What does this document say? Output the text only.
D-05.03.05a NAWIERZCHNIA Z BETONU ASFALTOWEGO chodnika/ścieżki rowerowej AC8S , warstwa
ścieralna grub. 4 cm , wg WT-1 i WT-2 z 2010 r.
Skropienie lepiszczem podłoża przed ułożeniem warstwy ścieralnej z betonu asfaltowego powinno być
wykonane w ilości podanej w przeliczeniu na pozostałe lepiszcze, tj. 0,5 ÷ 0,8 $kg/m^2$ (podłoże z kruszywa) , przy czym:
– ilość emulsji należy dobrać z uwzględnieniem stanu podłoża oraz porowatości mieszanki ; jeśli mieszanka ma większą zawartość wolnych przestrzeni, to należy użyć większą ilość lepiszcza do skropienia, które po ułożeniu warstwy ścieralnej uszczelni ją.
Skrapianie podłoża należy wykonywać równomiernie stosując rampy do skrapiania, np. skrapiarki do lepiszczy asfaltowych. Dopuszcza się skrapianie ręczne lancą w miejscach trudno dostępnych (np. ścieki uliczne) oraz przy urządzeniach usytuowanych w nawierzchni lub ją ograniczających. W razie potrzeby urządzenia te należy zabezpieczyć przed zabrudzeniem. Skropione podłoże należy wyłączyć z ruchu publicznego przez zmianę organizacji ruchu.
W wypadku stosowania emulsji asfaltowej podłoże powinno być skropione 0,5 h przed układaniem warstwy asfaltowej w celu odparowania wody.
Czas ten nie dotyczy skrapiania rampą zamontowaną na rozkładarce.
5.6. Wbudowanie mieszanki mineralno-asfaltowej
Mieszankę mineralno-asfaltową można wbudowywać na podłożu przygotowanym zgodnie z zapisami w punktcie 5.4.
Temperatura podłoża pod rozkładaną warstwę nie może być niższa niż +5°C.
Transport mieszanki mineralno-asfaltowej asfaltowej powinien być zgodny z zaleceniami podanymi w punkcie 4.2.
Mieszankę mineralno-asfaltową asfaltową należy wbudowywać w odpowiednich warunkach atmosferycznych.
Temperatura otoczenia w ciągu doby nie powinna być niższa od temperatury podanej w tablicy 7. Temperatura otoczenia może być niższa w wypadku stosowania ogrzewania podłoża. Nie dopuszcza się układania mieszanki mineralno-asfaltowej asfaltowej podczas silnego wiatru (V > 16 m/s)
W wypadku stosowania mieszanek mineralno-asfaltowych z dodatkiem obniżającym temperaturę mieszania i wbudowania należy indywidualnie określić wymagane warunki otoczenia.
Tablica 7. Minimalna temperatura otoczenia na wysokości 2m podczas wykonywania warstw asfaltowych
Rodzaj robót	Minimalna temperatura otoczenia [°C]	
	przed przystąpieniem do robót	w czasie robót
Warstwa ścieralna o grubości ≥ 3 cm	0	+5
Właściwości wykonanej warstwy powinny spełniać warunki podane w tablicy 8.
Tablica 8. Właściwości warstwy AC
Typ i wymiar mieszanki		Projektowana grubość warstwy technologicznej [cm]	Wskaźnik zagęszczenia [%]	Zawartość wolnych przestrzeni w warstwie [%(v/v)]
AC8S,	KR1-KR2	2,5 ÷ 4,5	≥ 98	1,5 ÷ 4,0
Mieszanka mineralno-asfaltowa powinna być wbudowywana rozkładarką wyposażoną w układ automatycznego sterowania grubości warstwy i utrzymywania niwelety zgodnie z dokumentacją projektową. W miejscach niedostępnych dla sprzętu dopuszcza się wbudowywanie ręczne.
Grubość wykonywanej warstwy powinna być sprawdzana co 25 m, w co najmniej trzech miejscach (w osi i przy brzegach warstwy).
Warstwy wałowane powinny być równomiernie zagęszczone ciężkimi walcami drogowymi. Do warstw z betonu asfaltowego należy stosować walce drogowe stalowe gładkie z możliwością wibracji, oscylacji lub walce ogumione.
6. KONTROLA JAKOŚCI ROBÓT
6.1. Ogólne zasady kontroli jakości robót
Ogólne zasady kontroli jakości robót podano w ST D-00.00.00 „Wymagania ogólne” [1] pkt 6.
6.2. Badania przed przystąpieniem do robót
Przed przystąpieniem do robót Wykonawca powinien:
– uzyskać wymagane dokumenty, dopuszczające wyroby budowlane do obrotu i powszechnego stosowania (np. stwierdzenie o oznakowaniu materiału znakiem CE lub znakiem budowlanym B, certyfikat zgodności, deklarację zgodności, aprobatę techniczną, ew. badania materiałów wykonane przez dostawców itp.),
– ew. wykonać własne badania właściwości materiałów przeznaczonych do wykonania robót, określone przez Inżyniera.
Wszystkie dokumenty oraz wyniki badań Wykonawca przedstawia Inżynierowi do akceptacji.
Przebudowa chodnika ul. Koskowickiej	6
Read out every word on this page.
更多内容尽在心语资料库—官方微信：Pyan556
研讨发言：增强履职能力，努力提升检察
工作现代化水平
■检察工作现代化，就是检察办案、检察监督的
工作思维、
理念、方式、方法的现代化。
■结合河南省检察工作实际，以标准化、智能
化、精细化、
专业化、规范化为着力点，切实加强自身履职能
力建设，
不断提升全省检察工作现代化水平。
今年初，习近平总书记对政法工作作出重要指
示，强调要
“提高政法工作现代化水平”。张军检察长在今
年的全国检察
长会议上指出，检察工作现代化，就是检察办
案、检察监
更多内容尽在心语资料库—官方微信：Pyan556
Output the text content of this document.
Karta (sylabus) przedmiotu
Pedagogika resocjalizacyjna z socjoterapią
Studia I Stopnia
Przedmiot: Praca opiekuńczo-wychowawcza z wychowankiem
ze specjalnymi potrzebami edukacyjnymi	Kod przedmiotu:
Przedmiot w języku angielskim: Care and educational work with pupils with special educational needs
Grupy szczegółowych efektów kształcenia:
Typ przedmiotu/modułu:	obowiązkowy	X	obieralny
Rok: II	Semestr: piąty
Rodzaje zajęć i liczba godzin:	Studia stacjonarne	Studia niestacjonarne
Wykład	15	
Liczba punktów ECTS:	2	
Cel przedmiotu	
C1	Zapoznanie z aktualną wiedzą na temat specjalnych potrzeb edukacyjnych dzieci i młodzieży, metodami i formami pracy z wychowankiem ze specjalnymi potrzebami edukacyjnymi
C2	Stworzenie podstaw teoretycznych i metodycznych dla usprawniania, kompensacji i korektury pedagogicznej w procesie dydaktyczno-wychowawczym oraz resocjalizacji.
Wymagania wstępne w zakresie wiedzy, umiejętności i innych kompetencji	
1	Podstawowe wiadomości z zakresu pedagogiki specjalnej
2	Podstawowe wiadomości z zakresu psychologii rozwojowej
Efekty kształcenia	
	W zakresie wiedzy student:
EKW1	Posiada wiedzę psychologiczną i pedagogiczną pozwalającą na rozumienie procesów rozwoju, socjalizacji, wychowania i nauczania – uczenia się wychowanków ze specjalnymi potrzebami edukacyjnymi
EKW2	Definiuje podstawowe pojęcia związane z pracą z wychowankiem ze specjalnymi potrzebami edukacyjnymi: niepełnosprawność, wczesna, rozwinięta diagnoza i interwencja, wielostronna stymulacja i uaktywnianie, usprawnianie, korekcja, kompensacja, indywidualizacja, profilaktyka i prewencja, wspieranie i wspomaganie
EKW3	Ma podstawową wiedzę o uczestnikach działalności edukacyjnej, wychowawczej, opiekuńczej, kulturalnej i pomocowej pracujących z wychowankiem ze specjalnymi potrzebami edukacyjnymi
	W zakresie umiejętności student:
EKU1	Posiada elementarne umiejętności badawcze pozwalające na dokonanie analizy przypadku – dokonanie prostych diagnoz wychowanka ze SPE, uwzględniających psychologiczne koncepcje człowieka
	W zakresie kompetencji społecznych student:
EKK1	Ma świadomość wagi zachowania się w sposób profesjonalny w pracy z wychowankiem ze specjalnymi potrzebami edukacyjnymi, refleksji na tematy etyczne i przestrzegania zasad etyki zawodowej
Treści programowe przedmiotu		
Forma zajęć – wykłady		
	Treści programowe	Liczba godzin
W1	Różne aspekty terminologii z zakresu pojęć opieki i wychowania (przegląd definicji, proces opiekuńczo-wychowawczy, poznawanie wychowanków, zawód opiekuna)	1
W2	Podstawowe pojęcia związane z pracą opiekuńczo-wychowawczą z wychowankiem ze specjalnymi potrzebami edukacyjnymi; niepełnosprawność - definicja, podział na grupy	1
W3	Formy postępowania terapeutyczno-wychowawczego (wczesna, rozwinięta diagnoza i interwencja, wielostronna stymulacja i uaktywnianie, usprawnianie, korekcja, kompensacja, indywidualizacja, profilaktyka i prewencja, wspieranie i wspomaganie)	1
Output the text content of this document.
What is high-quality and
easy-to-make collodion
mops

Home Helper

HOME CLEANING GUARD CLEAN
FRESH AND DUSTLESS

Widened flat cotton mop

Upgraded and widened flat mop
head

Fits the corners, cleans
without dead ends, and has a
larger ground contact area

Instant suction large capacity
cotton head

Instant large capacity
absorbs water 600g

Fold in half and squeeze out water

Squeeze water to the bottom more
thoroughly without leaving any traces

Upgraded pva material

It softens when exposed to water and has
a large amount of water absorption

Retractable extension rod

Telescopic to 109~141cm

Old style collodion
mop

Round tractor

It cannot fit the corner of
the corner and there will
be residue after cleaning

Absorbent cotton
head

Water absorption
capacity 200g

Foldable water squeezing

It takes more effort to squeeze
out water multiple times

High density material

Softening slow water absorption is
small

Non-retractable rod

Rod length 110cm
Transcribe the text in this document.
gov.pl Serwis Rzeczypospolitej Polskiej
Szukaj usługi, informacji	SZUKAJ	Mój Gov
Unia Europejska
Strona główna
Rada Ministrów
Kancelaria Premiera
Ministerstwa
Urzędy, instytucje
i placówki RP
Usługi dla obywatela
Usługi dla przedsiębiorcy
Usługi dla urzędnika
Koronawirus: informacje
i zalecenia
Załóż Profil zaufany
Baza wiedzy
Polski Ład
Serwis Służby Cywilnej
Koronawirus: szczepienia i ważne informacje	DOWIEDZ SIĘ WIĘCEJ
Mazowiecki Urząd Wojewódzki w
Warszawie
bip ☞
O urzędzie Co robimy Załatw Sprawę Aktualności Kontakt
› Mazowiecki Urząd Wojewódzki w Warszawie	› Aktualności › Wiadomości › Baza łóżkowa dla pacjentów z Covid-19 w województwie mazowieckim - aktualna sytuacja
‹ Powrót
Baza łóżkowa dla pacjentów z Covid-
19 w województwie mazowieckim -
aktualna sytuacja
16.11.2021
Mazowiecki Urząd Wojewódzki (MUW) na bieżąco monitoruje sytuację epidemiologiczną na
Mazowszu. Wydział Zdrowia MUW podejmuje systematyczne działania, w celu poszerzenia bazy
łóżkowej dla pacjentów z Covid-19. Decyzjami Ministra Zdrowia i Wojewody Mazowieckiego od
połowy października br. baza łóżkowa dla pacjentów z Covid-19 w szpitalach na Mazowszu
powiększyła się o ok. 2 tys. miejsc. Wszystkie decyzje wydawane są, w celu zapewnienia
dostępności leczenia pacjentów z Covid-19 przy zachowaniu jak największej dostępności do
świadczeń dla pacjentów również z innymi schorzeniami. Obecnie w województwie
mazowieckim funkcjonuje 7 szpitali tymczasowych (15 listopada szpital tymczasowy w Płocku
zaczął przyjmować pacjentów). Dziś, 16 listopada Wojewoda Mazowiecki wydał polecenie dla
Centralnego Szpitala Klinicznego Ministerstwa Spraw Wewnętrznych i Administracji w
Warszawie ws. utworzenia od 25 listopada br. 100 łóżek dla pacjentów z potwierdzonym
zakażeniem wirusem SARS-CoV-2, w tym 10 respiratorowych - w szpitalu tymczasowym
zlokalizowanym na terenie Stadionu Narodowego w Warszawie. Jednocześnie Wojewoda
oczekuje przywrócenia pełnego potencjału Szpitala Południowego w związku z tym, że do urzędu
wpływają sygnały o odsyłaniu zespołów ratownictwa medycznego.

▬▬▬▬▬▬▬▬▬▬

What the task requires: On how many lines does the word "łóżkowa" appear? Answer with only the number.

Exercise result: 3